Data for the task =
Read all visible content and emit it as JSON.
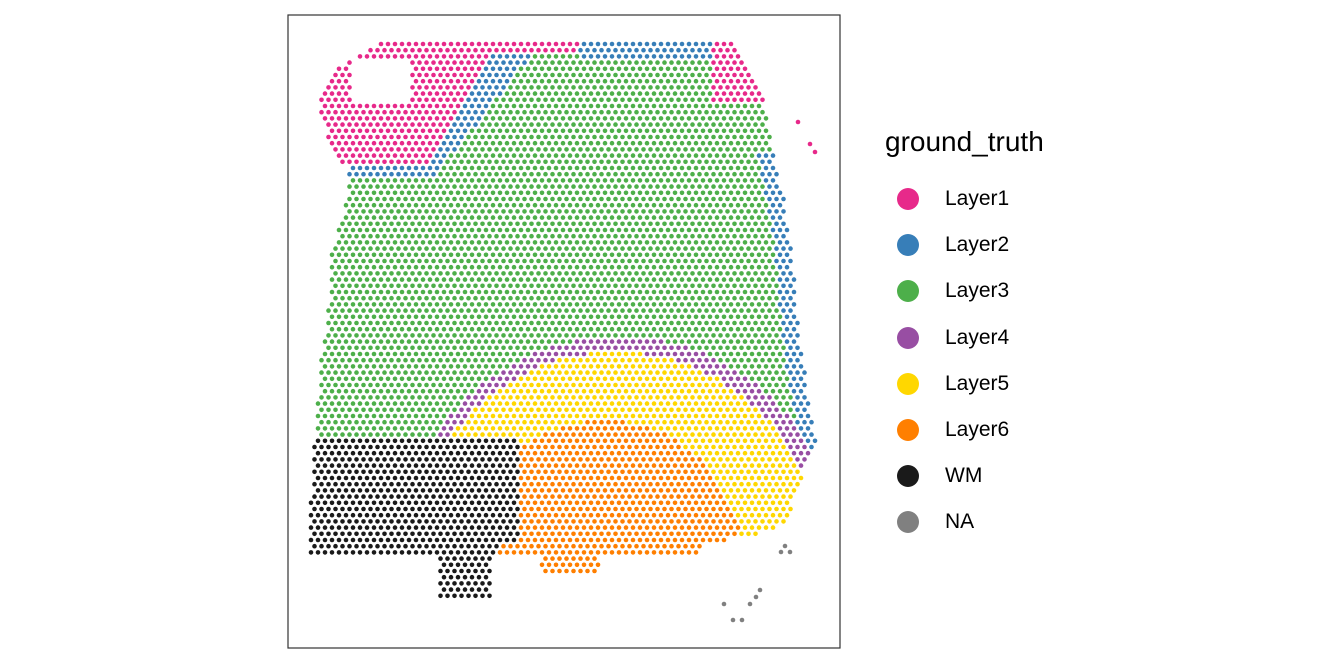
{
  "chart_data": {
    "type": "scatter",
    "title": "",
    "xlabel": "",
    "ylabel": "",
    "grid": false,
    "legend_placement": "right",
    "legend": {
      "title": "ground_truth",
      "entries": [
        {
          "label": "Layer1",
          "color": "#E7298A"
        },
        {
          "label": "Layer2",
          "color": "#377EB8"
        },
        {
          "label": "Layer3",
          "color": "#4DAF4A"
        },
        {
          "label": "Layer4",
          "color": "#984EA3"
        },
        {
          "label": "Layer5",
          "color": "#FFD700"
        },
        {
          "label": "Layer6",
          "color": "#FF7F00"
        },
        {
          "label": "WM",
          "color": "#1A1A1A"
        },
        {
          "label": "NA",
          "color": "#808080"
        }
      ]
    }
  }
}
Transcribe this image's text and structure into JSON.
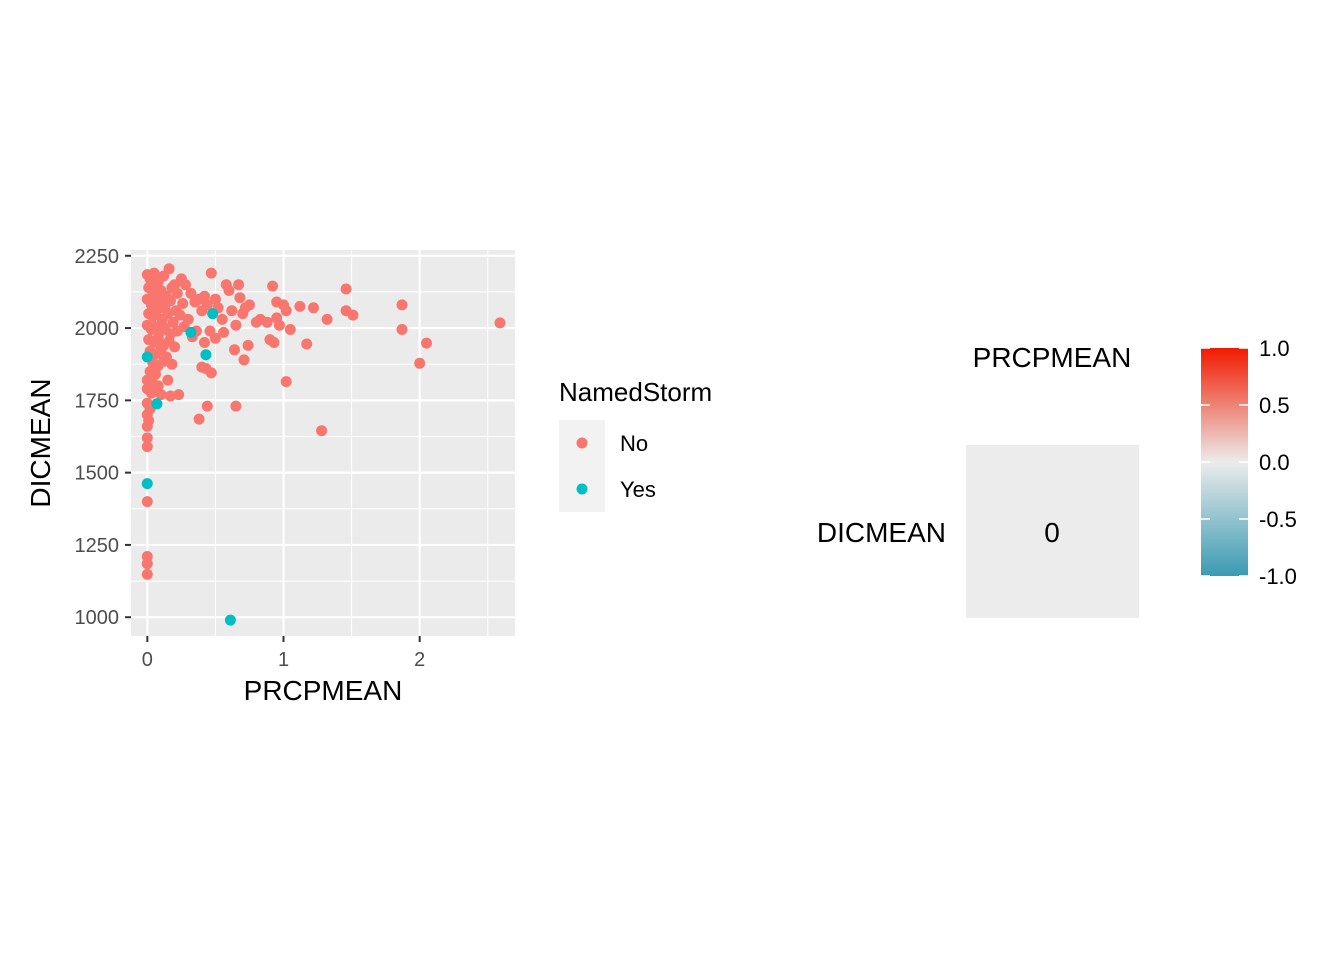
{
  "chart_data": [
    {
      "type": "scatter",
      "xlabel": "PRCPMEAN",
      "ylabel": "DICMEAN",
      "xlim": [
        -0.12,
        2.7
      ],
      "ylim": [
        935,
        2270
      ],
      "x_ticks": [
        0,
        1,
        2
      ],
      "x_tick_labels": [
        "0",
        "1",
        "2"
      ],
      "y_ticks": [
        1000,
        1250,
        1500,
        1750,
        2000,
        2250
      ],
      "y_tick_labels": [
        "1000",
        "1250",
        "1500",
        "1750",
        "2000",
        "2250"
      ],
      "grid": true,
      "legend": {
        "title": "NamedStorm",
        "position": "right",
        "entries": [
          {
            "label": "No",
            "color": "#F8766D"
          },
          {
            "label": "Yes",
            "color": "#00BFC4"
          }
        ]
      },
      "series": [
        {
          "name": "No",
          "color": "#F8766D",
          "points": [
            [
              0,
              2185
            ],
            [
              0.02,
              2170
            ],
            [
              0.05,
              2190
            ],
            [
              0.08,
              2160
            ],
            [
              0.12,
              2180
            ],
            [
              0.16,
              2205
            ],
            [
              0.2,
              2150
            ],
            [
              0.25,
              2170
            ],
            [
              0.01,
              2140
            ],
            [
              0.04,
              2120
            ],
            [
              0.07,
              2150
            ],
            [
              0.1,
              2130
            ],
            [
              0.14,
              2110
            ],
            [
              0.18,
              2140
            ],
            [
              0.22,
              2120
            ],
            [
              0.28,
              2150
            ],
            [
              0,
              2100
            ],
            [
              0.03,
              2080
            ],
            [
              0.06,
              2110
            ],
            [
              0.09,
              2090
            ],
            [
              0.13,
              2070
            ],
            [
              0.17,
              2095
            ],
            [
              0.21,
              2060
            ],
            [
              0.26,
              2085
            ],
            [
              0.01,
              2050
            ],
            [
              0.04,
              2040
            ],
            [
              0.07,
              2060
            ],
            [
              0.11,
              2030
            ],
            [
              0.15,
              2050
            ],
            [
              0.19,
              2020
            ],
            [
              0.24,
              2045
            ],
            [
              0.3,
              2030
            ],
            [
              0,
              2010
            ],
            [
              0.03,
              1995
            ],
            [
              0.06,
              2005
            ],
            [
              0.09,
              1985
            ],
            [
              0.13,
              2000
            ],
            [
              0.17,
              1980
            ],
            [
              0.22,
              1990
            ],
            [
              0.27,
              2005
            ],
            [
              0.01,
              1960
            ],
            [
              0.05,
              1950
            ],
            [
              0.08,
              1965
            ],
            [
              0.12,
              1940
            ],
            [
              0.16,
              1955
            ],
            [
              0.2,
              1935
            ],
            [
              0.02,
              1920
            ],
            [
              0.06,
              1910
            ],
            [
              0.1,
              1925
            ],
            [
              0.14,
              1900
            ],
            [
              0.04,
              1880
            ],
            [
              0.08,
              1870
            ],
            [
              0.12,
              1885
            ],
            [
              0.18,
              1875
            ],
            [
              0.02,
              1850
            ],
            [
              0.06,
              1840
            ],
            [
              0,
              1820
            ],
            [
              0.04,
              1810
            ],
            [
              0.08,
              1800
            ],
            [
              0.15,
              1820
            ],
            [
              0.0,
              1790
            ],
            [
              0.03,
              1775
            ],
            [
              0.06,
              1785
            ],
            [
              0.1,
              1770
            ],
            [
              0.17,
              1765
            ],
            [
              0.23,
              1770
            ],
            [
              0.0,
              1740
            ],
            [
              0.02,
              1720
            ],
            [
              0.0,
              1700
            ],
            [
              0.01,
              1680
            ],
            [
              0.0,
              1660
            ],
            [
              0.0,
              1620
            ],
            [
              0.0,
              1590
            ],
            [
              0.0,
              1400
            ],
            [
              0.0,
              1210
            ],
            [
              0.0,
              1185
            ],
            [
              0.0,
              1148
            ],
            [
              0.32,
              2120
            ],
            [
              0.35,
              2090
            ],
            [
              0.38,
              2100
            ],
            [
              0.4,
              2060
            ],
            [
              0.42,
              2110
            ],
            [
              0.44,
              2080
            ],
            [
              0.47,
              2190
            ],
            [
              0.48,
              2050
            ],
            [
              0.5,
              2100
            ],
            [
              0.52,
              2070
            ],
            [
              0.55,
              2030
            ],
            [
              0.58,
              2150
            ],
            [
              0.6,
              2130
            ],
            [
              0.62,
              2060
            ],
            [
              0.65,
              2010
            ],
            [
              0.67,
              2150
            ],
            [
              0.68,
              2105
            ],
            [
              0.7,
              2050
            ],
            [
              0.72,
              2070
            ],
            [
              0.75,
              2080
            ],
            [
              0.8,
              2020
            ],
            [
              0.83,
              2030
            ],
            [
              0.88,
              2020
            ],
            [
              0.92,
              2145
            ],
            [
              0.95,
              2090
            ],
            [
              0.97,
              2010
            ],
            [
              1.0,
              2080
            ],
            [
              1.02,
              2060
            ],
            [
              1.05,
              1995
            ],
            [
              1.12,
              2075
            ],
            [
              1.17,
              1945
            ],
            [
              1.22,
              2070
            ],
            [
              1.32,
              2030
            ],
            [
              1.46,
              2135
            ],
            [
              1.46,
              2060
            ],
            [
              1.51,
              2045
            ],
            [
              1.87,
              2080
            ],
            [
              1.87,
              1995
            ],
            [
              2.0,
              1878
            ],
            [
              2.05,
              1948
            ],
            [
              2.59,
              2018
            ],
            [
              0.33,
              1970
            ],
            [
              0.36,
              1990
            ],
            [
              0.42,
              1950
            ],
            [
              0.46,
              1990
            ],
            [
              0.5,
              1965
            ],
            [
              0.56,
              1985
            ],
            [
              0.64,
              1925
            ],
            [
              0.71,
              1890
            ],
            [
              0.74,
              1940
            ],
            [
              0.9,
              1960
            ],
            [
              0.93,
              1950
            ],
            [
              0.95,
              2035
            ],
            [
              0.4,
              1865
            ],
            [
              0.43,
              1860
            ],
            [
              0.47,
              1845
            ],
            [
              0.38,
              1685
            ],
            [
              0.44,
              1730
            ],
            [
              0.65,
              1730
            ],
            [
              1.02,
              1815
            ],
            [
              1.28,
              1645
            ]
          ]
        },
        {
          "name": "Yes",
          "color": "#00BFC4",
          "points": [
            [
              0.0,
              1900
            ],
            [
              0.07,
              1738
            ],
            [
              0.0,
              1462
            ],
            [
              0.32,
              1985
            ],
            [
              0.43,
              1908
            ],
            [
              0.48,
              2050
            ],
            [
              0.61,
              990
            ]
          ]
        }
      ]
    },
    {
      "type": "heatmap",
      "columns": [
        "PRCPMEAN"
      ],
      "rows": [
        "DICMEAN"
      ],
      "values": [
        [
          0
        ]
      ],
      "value_labels": [
        [
          "0"
        ]
      ],
      "colorbar": {
        "min": -1.0,
        "max": 1.0,
        "ticks": [
          1.0,
          0.5,
          0.0,
          -0.5,
          -1.0
        ],
        "tick_labels": [
          "1.0",
          "0.5",
          "0.0",
          "-0.5",
          "-1.0"
        ],
        "colors": {
          "low": "#3A9AB2",
          "mid": "#EBECEB",
          "high": "#F21A00"
        }
      }
    }
  ]
}
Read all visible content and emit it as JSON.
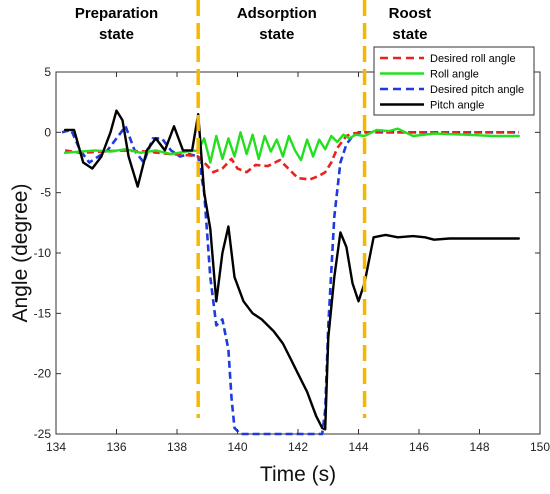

Direction =
Search the data above for the string "right" and copy each line that has it.

Written solution =
    "legend_placement": "right",
        "position": "right",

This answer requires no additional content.